-- Start of Available data --

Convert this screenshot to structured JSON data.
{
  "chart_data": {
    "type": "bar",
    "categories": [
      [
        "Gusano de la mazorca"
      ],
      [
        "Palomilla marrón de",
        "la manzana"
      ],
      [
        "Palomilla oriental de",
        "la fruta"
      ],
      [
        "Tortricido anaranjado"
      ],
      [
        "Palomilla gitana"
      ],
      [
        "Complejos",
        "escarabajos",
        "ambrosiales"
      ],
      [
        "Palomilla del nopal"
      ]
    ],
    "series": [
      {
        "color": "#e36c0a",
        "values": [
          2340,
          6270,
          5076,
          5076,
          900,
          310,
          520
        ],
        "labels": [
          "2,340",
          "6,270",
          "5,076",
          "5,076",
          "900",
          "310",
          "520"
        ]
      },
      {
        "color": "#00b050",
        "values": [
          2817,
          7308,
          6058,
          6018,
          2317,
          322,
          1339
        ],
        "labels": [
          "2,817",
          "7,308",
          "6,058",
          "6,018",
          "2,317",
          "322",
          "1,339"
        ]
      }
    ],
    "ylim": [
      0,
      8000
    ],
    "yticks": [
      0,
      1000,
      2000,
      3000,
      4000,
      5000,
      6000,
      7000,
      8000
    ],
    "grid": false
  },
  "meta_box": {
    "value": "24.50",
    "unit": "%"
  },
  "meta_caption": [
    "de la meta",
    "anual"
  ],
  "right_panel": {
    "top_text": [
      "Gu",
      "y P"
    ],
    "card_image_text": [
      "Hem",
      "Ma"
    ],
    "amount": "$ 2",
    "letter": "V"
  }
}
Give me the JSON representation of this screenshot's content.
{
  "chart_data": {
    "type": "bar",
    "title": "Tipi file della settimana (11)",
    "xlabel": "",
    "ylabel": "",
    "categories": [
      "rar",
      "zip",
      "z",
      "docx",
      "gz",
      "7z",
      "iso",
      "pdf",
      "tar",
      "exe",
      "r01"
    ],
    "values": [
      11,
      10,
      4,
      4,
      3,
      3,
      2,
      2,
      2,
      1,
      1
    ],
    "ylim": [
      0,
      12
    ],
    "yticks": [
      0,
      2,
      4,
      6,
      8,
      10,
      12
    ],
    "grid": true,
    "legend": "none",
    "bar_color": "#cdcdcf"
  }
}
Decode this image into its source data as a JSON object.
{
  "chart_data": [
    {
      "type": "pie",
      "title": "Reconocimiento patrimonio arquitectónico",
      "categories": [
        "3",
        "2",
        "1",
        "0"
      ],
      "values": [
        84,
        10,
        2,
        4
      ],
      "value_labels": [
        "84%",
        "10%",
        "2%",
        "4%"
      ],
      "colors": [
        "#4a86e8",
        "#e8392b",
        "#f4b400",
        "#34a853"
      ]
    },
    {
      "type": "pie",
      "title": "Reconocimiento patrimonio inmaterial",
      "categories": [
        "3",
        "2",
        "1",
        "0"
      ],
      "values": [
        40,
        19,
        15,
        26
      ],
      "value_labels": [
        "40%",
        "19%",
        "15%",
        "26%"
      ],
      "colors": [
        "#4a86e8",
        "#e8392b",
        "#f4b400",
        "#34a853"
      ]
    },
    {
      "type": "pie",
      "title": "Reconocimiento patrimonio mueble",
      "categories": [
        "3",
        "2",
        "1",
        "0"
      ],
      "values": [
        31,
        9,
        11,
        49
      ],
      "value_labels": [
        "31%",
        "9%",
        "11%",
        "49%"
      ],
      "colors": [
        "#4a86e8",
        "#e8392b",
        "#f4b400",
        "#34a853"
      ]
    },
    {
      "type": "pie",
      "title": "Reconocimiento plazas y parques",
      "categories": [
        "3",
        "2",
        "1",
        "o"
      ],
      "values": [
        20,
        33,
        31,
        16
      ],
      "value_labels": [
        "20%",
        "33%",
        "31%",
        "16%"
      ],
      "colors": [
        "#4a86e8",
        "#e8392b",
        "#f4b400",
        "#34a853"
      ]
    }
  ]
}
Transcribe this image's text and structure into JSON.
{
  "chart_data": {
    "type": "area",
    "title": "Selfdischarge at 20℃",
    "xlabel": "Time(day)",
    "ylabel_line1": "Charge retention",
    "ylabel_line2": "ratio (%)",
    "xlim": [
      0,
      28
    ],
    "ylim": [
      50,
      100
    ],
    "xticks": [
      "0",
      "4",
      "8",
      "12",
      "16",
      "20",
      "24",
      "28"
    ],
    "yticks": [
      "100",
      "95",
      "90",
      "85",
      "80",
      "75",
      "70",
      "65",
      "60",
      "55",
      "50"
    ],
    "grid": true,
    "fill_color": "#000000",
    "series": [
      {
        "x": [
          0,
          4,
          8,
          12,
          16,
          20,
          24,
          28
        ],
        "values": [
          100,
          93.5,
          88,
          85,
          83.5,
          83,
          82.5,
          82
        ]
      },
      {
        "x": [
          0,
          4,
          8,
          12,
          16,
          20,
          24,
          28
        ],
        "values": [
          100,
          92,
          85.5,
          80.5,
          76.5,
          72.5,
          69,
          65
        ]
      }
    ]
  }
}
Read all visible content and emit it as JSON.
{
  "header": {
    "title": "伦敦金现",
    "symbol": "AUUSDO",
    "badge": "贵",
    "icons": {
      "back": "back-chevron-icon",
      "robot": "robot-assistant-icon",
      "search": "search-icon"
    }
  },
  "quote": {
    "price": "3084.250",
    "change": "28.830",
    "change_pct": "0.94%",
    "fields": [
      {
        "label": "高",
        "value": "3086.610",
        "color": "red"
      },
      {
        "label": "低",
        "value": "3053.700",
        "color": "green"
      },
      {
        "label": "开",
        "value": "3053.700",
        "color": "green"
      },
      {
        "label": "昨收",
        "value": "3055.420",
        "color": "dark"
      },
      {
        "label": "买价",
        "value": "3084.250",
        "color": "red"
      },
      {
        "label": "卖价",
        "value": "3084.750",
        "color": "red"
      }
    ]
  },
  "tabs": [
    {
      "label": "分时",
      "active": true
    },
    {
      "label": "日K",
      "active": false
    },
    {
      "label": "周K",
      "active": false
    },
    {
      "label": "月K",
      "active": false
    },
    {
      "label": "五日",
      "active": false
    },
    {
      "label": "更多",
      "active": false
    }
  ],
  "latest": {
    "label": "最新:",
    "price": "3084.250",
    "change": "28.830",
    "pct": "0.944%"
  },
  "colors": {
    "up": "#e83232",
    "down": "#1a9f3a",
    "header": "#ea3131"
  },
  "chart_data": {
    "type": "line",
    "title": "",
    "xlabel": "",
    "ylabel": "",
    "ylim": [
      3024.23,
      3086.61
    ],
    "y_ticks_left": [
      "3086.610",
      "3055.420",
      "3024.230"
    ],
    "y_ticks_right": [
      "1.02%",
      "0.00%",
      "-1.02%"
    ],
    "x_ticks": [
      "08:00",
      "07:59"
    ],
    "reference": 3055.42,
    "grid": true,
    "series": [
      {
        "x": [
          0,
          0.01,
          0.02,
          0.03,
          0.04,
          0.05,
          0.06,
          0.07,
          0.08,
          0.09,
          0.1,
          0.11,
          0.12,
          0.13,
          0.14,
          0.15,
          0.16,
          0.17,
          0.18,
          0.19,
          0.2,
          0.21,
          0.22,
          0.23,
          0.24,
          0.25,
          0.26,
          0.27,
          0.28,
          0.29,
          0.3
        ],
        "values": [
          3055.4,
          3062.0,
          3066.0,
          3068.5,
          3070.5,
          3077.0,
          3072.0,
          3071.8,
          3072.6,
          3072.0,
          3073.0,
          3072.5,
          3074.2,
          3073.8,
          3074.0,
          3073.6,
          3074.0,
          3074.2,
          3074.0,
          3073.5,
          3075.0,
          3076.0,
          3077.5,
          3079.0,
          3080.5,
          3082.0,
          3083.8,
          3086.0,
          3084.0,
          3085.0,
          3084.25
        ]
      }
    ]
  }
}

-- End of Available data --

Can you give every line above again, exactly as written?

Convert this screenshot to structured JSON data.
{
  "chart_data": {
    "type": "bar",
    "categories": [
      [
        "Gusano de la mazorca"
      ],
      [
        "Palomilla marrón de",
        "la manzana"
      ],
      [
        "Palomilla oriental de",
        "la fruta"
      ],
      [
        "Tortricido anaranjado"
      ],
      [
        "Palomilla gitana"
      ],
      [
        "Complejos",
        "escarabajos",
        "ambrosiales"
      ],
      [
        "Palomilla del nopal"
      ]
    ],
    "series": [
      {
        "color": "#e36c0a",
        "values": [
          2340,
          6270,
          5076,
          5076,
          900,
          310,
          520
        ],
        "labels": [
          "2,340",
          "6,270",
          "5,076",
          "5,076",
          "900",
          "310",
          "520"
        ]
      },
      {
        "color": "#00b050",
        "values": [
          2817,
          7308,
          6058,
          6018,
          2317,
          322,
          1339
        ],
        "labels": [
          "2,817",
          "7,308",
          "6,058",
          "6,018",
          "2,317",
          "322",
          "1,339"
        ]
      }
    ],
    "ylim": [
      0,
      8000
    ],
    "yticks": [
      0,
      1000,
      2000,
      3000,
      4000,
      5000,
      6000,
      7000,
      8000
    ],
    "grid": false
  },
  "meta_box": {
    "value": "24.50",
    "unit": "%"
  },
  "meta_caption": [
    "de la meta",
    "anual"
  ],
  "right_panel": {
    "top_text": [
      "Gu",
      "y P"
    ],
    "card_image_text": [
      "Hem",
      "Ma"
    ],
    "amount": "$ 2",
    "letter": "V"
  }
}
Give me the JSON representation of this screenshot's content.
{
  "chart_data": {
    "type": "bar",
    "title": "Tipi file della settimana (11)",
    "xlabel": "",
    "ylabel": "",
    "categories": [
      "rar",
      "zip",
      "z",
      "docx",
      "gz",
      "7z",
      "iso",
      "pdf",
      "tar",
      "exe",
      "r01"
    ],
    "values": [
      11,
      10,
      4,
      4,
      3,
      3,
      2,
      2,
      2,
      1,
      1
    ],
    "ylim": [
      0,
      12
    ],
    "yticks": [
      0,
      2,
      4,
      6,
      8,
      10,
      12
    ],
    "grid": true,
    "legend": "none",
    "bar_color": "#cdcdcf"
  }
}
Decode this image into its source data as a JSON object.
{
  "chart_data": [
    {
      "type": "pie",
      "title": "Reconocimiento patrimonio arquitectónico",
      "categories": [
        "3",
        "2",
        "1",
        "0"
      ],
      "values": [
        84,
        10,
        2,
        4
      ],
      "value_labels": [
        "84%",
        "10%",
        "2%",
        "4%"
      ],
      "colors": [
        "#4a86e8",
        "#e8392b",
        "#f4b400",
        "#34a853"
      ]
    },
    {
      "type": "pie",
      "title": "Reconocimiento patrimonio inmaterial",
      "categories": [
        "3",
        "2",
        "1",
        "0"
      ],
      "values": [
        40,
        19,
        15,
        26
      ],
      "value_labels": [
        "40%",
        "19%",
        "15%",
        "26%"
      ],
      "colors": [
        "#4a86e8",
        "#e8392b",
        "#f4b400",
        "#34a853"
      ]
    },
    {
      "type": "pie",
      "title": "Reconocimiento patrimonio mueble",
      "categories": [
        "3",
        "2",
        "1",
        "0"
      ],
      "values": [
        31,
        9,
        11,
        49
      ],
      "value_labels": [
        "31%",
        "9%",
        "11%",
        "49%"
      ],
      "colors": [
        "#4a86e8",
        "#e8392b",
        "#f4b400",
        "#34a853"
      ]
    },
    {
      "type": "pie",
      "title": "Reconocimiento plazas y parques",
      "categories": [
        "3",
        "2",
        "1",
        "o"
      ],
      "values": [
        20,
        33,
        31,
        16
      ],
      "value_labels": [
        "20%",
        "33%",
        "31%",
        "16%"
      ],
      "colors": [
        "#4a86e8",
        "#e8392b",
        "#f4b400",
        "#34a853"
      ]
    }
  ]
}
Transcribe this image's text and structure into JSON.
{
  "chart_data": {
    "type": "area",
    "title": "Selfdischarge at 20℃",
    "xlabel": "Time(day)",
    "ylabel_line1": "Charge retention",
    "ylabel_line2": "ratio (%)",
    "xlim": [
      0,
      28
    ],
    "ylim": [
      50,
      100
    ],
    "xticks": [
      "0",
      "4",
      "8",
      "12",
      "16",
      "20",
      "24",
      "28"
    ],
    "yticks": [
      "100",
      "95",
      "90",
      "85",
      "80",
      "75",
      "70",
      "65",
      "60",
      "55",
      "50"
    ],
    "grid": true,
    "fill_color": "#000000",
    "series": [
      {
        "x": [
          0,
          4,
          8,
          12,
          16,
          20,
          24,
          28
        ],
        "values": [
          100,
          93.5,
          88,
          85,
          83.5,
          83,
          82.5,
          82
        ]
      },
      {
        "x": [
          0,
          4,
          8,
          12,
          16,
          20,
          24,
          28
        ],
        "values": [
          100,
          92,
          85.5,
          80.5,
          76.5,
          72.5,
          69,
          65
        ]
      }
    ]
  }
}
Read all visible content and emit it as JSON.
{
  "header": {
    "title": "伦敦金现",
    "symbol": "AUUSDO",
    "badge": "贵",
    "icons": {
      "back": "back-chevron-icon",
      "robot": "robot-assistant-icon",
      "search": "search-icon"
    }
  },
  "quote": {
    "price": "3084.250",
    "change": "28.830",
    "change_pct": "0.94%",
    "fields": [
      {
        "label": "高",
        "value": "3086.610",
        "color": "red"
      },
      {
        "label": "低",
        "value": "3053.700",
        "color": "green"
      },
      {
        "label": "开",
        "value": "3053.700",
        "color": "green"
      },
      {
        "label": "昨收",
        "value": "3055.420",
        "color": "dark"
      },
      {
        "label": "买价",
        "value": "3084.250",
        "color": "red"
      },
      {
        "label": "卖价",
        "value": "3084.750",
        "color": "red"
      }
    ]
  },
  "tabs": [
    {
      "label": "分时",
      "active": true
    },
    {
      "label": "日K",
      "active": false
    },
    {
      "label": "周K",
      "active": false
    },
    {
      "label": "月K",
      "active": false
    },
    {
      "label": "五日",
      "active": false
    },
    {
      "label": "更多",
      "active": false
    }
  ],
  "latest": {
    "label": "最新:",
    "price": "3084.250",
    "change": "28.830",
    "pct": "0.944%"
  },
  "colors": {
    "up": "#e83232",
    "down": "#1a9f3a",
    "header": "#ea3131"
  },
  "chart_data": {
    "type": "line",
    "title": "",
    "xlabel": "",
    "ylabel": "",
    "ylim": [
      3024.23,
      3086.61
    ],
    "y_ticks_left": [
      "3086.610",
      "3055.420",
      "3024.230"
    ],
    "y_ticks_right": [
      "1.02%",
      "0.00%",
      "-1.02%"
    ],
    "x_ticks": [
      "08:00",
      "07:59"
    ],
    "reference": 3055.42,
    "grid": true,
    "series": [
      {
        "x": [
          0,
          0.01,
          0.02,
          0.03,
          0.04,
          0.05,
          0.06,
          0.07,
          0.08,
          0.09,
          0.1,
          0.11,
          0.12,
          0.13,
          0.14,
          0.15,
          0.16,
          0.17,
          0.18,
          0.19,
          0.2,
          0.21,
          0.22,
          0.23,
          0.24,
          0.25,
          0.26,
          0.27,
          0.28,
          0.29,
          0.3
        ],
        "values": [
          3055.4,
          3062.0,
          3066.0,
          3068.5,
          3070.5,
          3077.0,
          3072.0,
          3071.8,
          3072.6,
          3072.0,
          3073.0,
          3072.5,
          3074.2,
          3073.8,
          3074.0,
          3073.6,
          3074.0,
          3074.2,
          3074.0,
          3073.5,
          3075.0,
          3076.0,
          3077.5,
          3079.0,
          3080.5,
          3082.0,
          3083.8,
          3086.0,
          3084.0,
          3085.0,
          3084.25
        ]
      }
    ]
  }
}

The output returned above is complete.